> **Stated exercise**
Show every line below where "JSON" can be found.

============

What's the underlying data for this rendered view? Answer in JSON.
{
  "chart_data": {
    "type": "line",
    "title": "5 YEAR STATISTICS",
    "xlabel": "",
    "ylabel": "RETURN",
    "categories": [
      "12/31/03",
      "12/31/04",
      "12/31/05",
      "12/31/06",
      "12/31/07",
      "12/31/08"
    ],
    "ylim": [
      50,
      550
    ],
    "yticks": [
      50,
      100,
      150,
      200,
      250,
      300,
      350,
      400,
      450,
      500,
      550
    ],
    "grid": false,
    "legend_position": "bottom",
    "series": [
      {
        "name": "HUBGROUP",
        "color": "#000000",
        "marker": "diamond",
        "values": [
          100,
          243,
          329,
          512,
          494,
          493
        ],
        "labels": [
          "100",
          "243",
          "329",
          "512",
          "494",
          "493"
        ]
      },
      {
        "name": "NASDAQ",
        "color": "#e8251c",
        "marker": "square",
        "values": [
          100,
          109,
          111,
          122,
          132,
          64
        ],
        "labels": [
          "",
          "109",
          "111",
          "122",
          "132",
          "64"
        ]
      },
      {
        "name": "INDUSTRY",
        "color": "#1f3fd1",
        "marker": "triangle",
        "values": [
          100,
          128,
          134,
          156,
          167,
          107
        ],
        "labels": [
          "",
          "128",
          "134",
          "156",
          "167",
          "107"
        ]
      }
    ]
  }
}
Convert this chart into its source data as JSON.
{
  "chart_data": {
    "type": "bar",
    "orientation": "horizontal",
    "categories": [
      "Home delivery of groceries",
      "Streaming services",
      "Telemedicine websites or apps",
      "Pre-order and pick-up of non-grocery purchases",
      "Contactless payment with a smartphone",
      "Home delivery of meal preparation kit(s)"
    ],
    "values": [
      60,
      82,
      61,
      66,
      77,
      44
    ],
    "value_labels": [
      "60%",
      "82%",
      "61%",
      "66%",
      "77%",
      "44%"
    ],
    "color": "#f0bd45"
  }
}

============

> **Response to this task**
What's the underlying data for this rendered view? Answer in JSON.
Convert this chart into its source data as JSON.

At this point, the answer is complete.